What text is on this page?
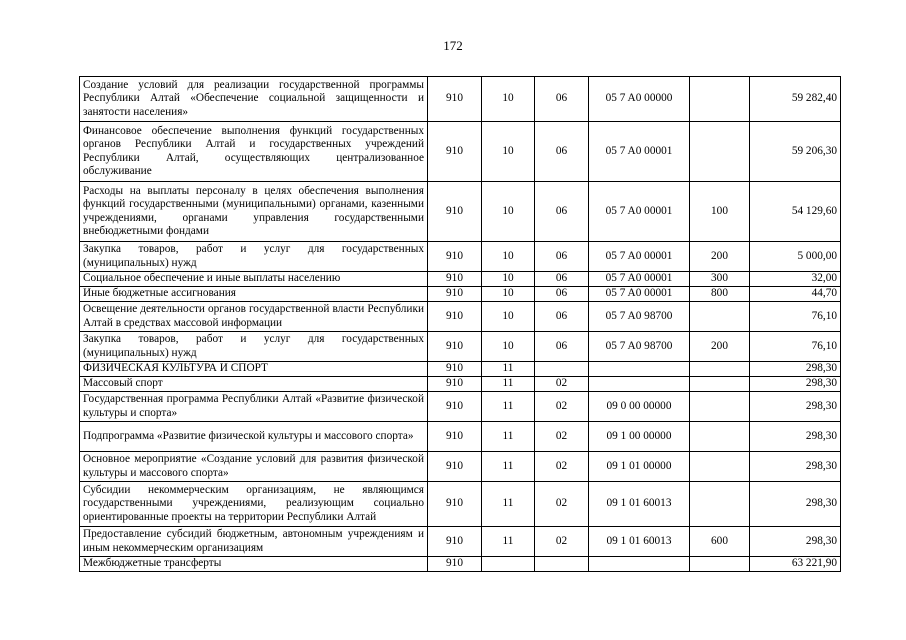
172
Создание условий для реализации государственной программы Республики Алтай «Обеспечение социальной защищенности и занятости населения»	910	10	06	05 7 A0 00000		59 282,40
Финансовое обеспечение выполнения функций государственных органов Республики Алтай и государственных учреждений Республики Алтай, осуществляющих централизованное обслуживание	910	10	06	05 7 A0 00001		59 206,30
Расходы на выплаты персоналу в целях обеспечения выполнения функций государственными (муниципальными) органами, казенными учреждениями, органами управления государственными внебюджетными фондами	910	10	06	05 7 A0 00001	100	54 129,60
Закупка товаров, работ и услуг для государственных (муниципальных) нужд	910	10	06	05 7 A0 00001	200	5 000,00
Социальное обеспечение и иные выплаты населению	910	10	06	05 7 A0 00001	300	32,00
Иные бюджетные ассигнования	910	10	06	05 7 A0 00001	800	44,70
Освещение деятельности органов государственной власти Республики Алтай в средствах массовой информации	910	10	06	05 7 A0 98700		76,10
Закупка товаров, работ и услуг для государственных (муниципальных) нужд	910	10	06	05 7 A0 98700	200	76,10
ФИЗИЧЕСКАЯ КУЛЬТУРА И СПОРТ	910	11				298,30
Массовый спорт	910	11	02			298,30
Государственная программа Республики Алтай «Развитие физической культуры и спорта»	910	11	02	09 0 00 00000		298,30
Подпрограмма «Развитие физической культуры и массового спорта»	910	11	02	09 1 00 00000		298,30
Основное мероприятие «Создание условий для развития физической культуры и массового спорта»	910	11	02	09 1 01 00000		298,30
Субсидии некоммерческим организациям, не являющимся государственными учреждениями, реализующим социально ориентированные проекты на территории Республики Алтай	910	11	02	09 1 01 60013		298,30
Предоставление субсидий бюджетным, автономным учреждениям и иным некоммерческим организациям	910	11	02	09 1 01 60013	600	298,30
Межбюджетные трансферты	910					63 221,90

• • •

## Requirement
Using the data above, write out every line exactly, leaving the images behind.

## Solved problem
What text is on this page?
172
Создание условий для реализации государственной программы Республики Алтай «Обеспечение социальной защищенности и занятости населения»	910	10	06	05 7 A0 00000		59 282,40
Финансовое обеспечение выполнения функций государственных органов Республики Алтай и государственных учреждений Республики Алтай, осуществляющих централизованное обслуживание	910	10	06	05 7 A0 00001		59 206,30
Расходы на выплаты персоналу в целях обеспечения выполнения функций государственными (муниципальными) органами, казенными учреждениями, органами управления государственными внебюджетными фондами	910	10	06	05 7 A0 00001	100	54 129,60
Закупка товаров, работ и услуг для государственных (муниципальных) нужд	910	10	06	05 7 A0 00001	200	5 000,00
Социальное обеспечение и иные выплаты населению	910	10	06	05 7 A0 00001	300	32,00
Иные бюджетные ассигнования	910	10	06	05 7 A0 00001	800	44,70
Освещение деятельности органов государственной власти Республики Алтай в средствах массовой информации	910	10	06	05 7 A0 98700		76,10
Закупка товаров, работ и услуг для государственных (муниципальных) нужд	910	10	06	05 7 A0 98700	200	76,10
ФИЗИЧЕСКАЯ КУЛЬТУРА И СПОРТ	910	11				298,30
Массовый спорт	910	11	02			298,30
Государственная программа Республики Алтай «Развитие физической культуры и спорта»	910	11	02	09 0 00 00000		298,30
Подпрограмма «Развитие физической культуры и массового спорта»	910	11	02	09 1 00 00000		298,30
Основное мероприятие «Создание условий для развития физической культуры и массового спорта»	910	11	02	09 1 01 00000		298,30
Субсидии некоммерческим организациям, не являющимся государственными учреждениями, реализующим социально ориентированные проекты на территории Республики Алтай	910	11	02	09 1 01 60013		298,30
Предоставление субсидий бюджетным, автономным учреждениям и иным некоммерческим организациям	910	11	02	09 1 01 60013	600	298,30
Межбюджетные трансферты	910					63 221,90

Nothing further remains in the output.